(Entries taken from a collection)
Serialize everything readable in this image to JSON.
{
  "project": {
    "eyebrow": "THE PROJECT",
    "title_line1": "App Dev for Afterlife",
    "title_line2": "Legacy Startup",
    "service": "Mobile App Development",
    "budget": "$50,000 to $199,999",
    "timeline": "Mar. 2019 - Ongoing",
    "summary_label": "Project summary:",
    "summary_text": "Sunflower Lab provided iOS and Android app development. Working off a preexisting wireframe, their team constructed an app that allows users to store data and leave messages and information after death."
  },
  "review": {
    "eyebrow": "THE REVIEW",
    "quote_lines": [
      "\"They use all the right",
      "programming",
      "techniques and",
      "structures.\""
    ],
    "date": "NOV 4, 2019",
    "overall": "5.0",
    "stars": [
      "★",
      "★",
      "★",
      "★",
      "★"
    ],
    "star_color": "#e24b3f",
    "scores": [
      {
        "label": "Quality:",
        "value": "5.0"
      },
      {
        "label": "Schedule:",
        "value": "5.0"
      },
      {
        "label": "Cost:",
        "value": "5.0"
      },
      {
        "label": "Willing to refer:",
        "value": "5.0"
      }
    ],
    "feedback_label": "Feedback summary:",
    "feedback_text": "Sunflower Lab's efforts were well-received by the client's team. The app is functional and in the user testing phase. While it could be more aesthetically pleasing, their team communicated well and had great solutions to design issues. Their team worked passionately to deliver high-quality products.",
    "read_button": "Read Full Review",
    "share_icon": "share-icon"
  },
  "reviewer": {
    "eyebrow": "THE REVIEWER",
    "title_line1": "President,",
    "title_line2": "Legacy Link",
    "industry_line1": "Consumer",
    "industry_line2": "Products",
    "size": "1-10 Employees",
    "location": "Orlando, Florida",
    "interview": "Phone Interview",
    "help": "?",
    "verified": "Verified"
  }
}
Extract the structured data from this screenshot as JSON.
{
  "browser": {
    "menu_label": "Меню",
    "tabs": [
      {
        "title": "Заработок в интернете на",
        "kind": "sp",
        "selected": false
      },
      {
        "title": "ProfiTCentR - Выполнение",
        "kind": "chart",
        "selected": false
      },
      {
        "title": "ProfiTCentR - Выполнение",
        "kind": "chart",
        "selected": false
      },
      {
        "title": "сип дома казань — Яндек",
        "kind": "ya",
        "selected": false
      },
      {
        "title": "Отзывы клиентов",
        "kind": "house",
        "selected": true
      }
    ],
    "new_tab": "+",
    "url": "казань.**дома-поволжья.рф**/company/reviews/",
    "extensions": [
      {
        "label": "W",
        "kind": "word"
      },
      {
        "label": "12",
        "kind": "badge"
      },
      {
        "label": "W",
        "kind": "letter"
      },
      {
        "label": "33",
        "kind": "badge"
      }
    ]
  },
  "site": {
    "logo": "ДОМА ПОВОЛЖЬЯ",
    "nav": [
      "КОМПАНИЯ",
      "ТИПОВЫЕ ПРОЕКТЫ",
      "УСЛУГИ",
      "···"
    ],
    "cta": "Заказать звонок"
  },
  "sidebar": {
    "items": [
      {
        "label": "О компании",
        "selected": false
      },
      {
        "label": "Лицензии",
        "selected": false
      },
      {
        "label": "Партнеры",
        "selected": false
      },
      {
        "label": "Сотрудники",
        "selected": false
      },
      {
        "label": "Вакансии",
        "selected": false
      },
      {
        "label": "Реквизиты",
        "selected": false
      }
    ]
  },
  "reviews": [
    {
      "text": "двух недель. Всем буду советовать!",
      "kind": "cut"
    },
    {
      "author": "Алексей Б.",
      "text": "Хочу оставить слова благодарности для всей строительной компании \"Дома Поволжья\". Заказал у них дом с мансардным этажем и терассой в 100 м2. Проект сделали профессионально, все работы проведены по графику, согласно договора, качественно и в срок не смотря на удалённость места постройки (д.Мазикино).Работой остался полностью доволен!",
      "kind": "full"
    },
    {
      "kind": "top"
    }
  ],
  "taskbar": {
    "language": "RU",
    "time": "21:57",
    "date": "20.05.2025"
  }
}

* _Aim of the exercise_
Pick out the lines above containing the word "data", then copy them.

* _The response_
    "summary_text": "Sunflower Lab provided iOS and Android app development. Working off a preexisting wireframe, their team constructed an app that allows users to store data and leave messages and information after death."
Extract the structured data from this screenshot as JSON.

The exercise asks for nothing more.